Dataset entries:

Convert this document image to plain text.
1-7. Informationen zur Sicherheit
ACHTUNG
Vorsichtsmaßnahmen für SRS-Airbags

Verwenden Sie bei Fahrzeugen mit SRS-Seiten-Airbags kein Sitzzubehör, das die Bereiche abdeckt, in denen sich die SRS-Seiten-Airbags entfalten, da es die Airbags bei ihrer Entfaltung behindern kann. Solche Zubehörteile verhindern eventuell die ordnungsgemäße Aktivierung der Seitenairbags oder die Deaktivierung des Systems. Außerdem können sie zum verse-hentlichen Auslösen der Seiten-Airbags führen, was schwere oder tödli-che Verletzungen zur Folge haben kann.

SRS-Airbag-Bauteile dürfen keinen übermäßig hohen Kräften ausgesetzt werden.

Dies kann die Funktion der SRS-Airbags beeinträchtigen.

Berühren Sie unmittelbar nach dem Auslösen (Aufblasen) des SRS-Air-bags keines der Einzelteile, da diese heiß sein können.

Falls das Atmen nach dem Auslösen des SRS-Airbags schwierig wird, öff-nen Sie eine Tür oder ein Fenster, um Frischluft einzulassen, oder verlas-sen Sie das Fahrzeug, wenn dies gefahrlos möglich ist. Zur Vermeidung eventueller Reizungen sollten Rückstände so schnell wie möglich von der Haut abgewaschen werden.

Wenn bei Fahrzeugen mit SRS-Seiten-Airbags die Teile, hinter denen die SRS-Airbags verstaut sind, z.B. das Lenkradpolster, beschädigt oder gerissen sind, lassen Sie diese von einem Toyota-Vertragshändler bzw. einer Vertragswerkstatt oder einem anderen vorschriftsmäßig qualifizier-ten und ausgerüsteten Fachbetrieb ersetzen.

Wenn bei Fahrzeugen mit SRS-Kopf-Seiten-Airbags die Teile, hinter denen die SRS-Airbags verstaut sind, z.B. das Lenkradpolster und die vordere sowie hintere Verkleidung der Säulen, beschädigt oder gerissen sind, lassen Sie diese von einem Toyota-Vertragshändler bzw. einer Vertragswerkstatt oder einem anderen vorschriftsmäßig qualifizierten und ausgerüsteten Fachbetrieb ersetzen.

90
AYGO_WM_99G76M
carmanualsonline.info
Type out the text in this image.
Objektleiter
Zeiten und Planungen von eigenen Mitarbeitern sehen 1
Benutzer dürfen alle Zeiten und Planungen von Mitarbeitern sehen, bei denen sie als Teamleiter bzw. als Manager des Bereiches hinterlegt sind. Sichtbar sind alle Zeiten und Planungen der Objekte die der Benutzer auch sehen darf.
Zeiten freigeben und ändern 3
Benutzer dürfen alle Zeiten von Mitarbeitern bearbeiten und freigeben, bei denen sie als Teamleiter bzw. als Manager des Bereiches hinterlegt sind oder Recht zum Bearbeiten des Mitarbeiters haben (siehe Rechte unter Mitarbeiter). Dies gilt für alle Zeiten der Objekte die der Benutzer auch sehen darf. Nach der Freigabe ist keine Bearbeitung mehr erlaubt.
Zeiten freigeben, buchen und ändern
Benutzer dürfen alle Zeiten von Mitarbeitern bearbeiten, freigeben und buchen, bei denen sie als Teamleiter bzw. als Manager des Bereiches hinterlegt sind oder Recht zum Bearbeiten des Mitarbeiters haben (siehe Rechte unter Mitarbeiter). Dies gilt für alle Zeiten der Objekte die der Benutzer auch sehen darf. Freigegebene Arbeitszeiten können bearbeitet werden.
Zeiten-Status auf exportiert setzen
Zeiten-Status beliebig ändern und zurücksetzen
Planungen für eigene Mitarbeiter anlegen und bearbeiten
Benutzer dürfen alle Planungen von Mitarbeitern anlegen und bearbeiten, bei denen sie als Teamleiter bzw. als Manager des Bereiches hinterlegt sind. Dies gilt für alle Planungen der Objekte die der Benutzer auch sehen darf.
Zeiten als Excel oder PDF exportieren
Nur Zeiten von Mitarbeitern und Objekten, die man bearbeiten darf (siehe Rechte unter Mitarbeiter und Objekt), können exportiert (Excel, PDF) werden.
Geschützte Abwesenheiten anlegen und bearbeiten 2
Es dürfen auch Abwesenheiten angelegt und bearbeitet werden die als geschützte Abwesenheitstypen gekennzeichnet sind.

Your instructions. Write the complete data out, exactly as above.

Answer in full.
Convert this document image to plain text.
1-7. Informationen zur Sicherheit
ACHTUNG
Vorsichtsmaßnahmen für SRS-Airbags

Verwenden Sie bei Fahrzeugen mit SRS-Seiten-Airbags kein Sitzzubehör, das die Bereiche abdeckt, in denen sich die SRS-Seiten-Airbags entfalten, da es die Airbags bei ihrer Entfaltung behindern kann. Solche Zubehörteile verhindern eventuell die ordnungsgemäße Aktivierung der Seitenairbags oder die Deaktivierung des Systems. Außerdem können sie zum verse-hentlichen Auslösen der Seiten-Airbags führen, was schwere oder tödli-che Verletzungen zur Folge haben kann.

SRS-Airbag-Bauteile dürfen keinen übermäßig hohen Kräften ausgesetzt werden.

Dies kann die Funktion der SRS-Airbags beeinträchtigen.

Berühren Sie unmittelbar nach dem Auslösen (Aufblasen) des SRS-Air-bags keines der Einzelteile, da diese heiß sein können.

Falls das Atmen nach dem Auslösen des SRS-Airbags schwierig wird, öff-nen Sie eine Tür oder ein Fenster, um Frischluft einzulassen, oder verlas-sen Sie das Fahrzeug, wenn dies gefahrlos möglich ist. Zur Vermeidung eventueller Reizungen sollten Rückstände so schnell wie möglich von der Haut abgewaschen werden.

Wenn bei Fahrzeugen mit SRS-Seiten-Airbags die Teile, hinter denen die SRS-Airbags verstaut sind, z.B. das Lenkradpolster, beschädigt oder gerissen sind, lassen Sie diese von einem Toyota-Vertragshändler bzw. einer Vertragswerkstatt oder einem anderen vorschriftsmäßig qualifizier-ten und ausgerüsteten Fachbetrieb ersetzen.

Wenn bei Fahrzeugen mit SRS-Kopf-Seiten-Airbags die Teile, hinter denen die SRS-Airbags verstaut sind, z.B. das Lenkradpolster und die vordere sowie hintere Verkleidung der Säulen, beschädigt oder gerissen sind, lassen Sie diese von einem Toyota-Vertragshändler bzw. einer Vertragswerkstatt oder einem anderen vorschriftsmäßig qualifizierten und ausgerüsteten Fachbetrieb ersetzen.

90
AYGO_WM_99G76M
carmanualsonline.info
Type out the text in this image.
Objektleiter
Zeiten und Planungen von eigenen Mitarbeitern sehen 1
Benutzer dürfen alle Zeiten und Planungen von Mitarbeitern sehen, bei denen sie als Teamleiter bzw. als Manager des Bereiches hinterlegt sind. Sichtbar sind alle Zeiten und Planungen der Objekte die der Benutzer auch sehen darf.
Zeiten freigeben und ändern 3
Benutzer dürfen alle Zeiten von Mitarbeitern bearbeiten und freigeben, bei denen sie als Teamleiter bzw. als Manager des Bereiches hinterlegt sind oder Recht zum Bearbeiten des Mitarbeiters haben (siehe Rechte unter Mitarbeiter). Dies gilt für alle Zeiten der Objekte die der Benutzer auch sehen darf. Nach der Freigabe ist keine Bearbeitung mehr erlaubt.
Zeiten freigeben, buchen und ändern
Benutzer dürfen alle Zeiten von Mitarbeitern bearbeiten, freigeben und buchen, bei denen sie als Teamleiter bzw. als Manager des Bereiches hinterlegt sind oder Recht zum Bearbeiten des Mitarbeiters haben (siehe Rechte unter Mitarbeiter). Dies gilt für alle Zeiten der Objekte die der Benutzer auch sehen darf. Freigegebene Arbeitszeiten können bearbeitet werden.
Zeiten-Status auf exportiert setzen
Zeiten-Status beliebig ändern und zurücksetzen
Planungen für eigene Mitarbeiter anlegen und bearbeiten
Benutzer dürfen alle Planungen von Mitarbeitern anlegen und bearbeiten, bei denen sie als Teamleiter bzw. als Manager des Bereiches hinterlegt sind. Dies gilt für alle Planungen der Objekte die der Benutzer auch sehen darf.
Zeiten als Excel oder PDF exportieren
Nur Zeiten von Mitarbeitern und Objekten, die man bearbeiten darf (siehe Rechte unter Mitarbeiter und Objekt), können exportiert (Excel, PDF) werden.
Geschützte Abwesenheiten anlegen und bearbeiten 2
Es dürfen auch Abwesenheiten angelegt und bearbeitet werden die als geschützte Abwesenheitstypen gekennzeichnet sind.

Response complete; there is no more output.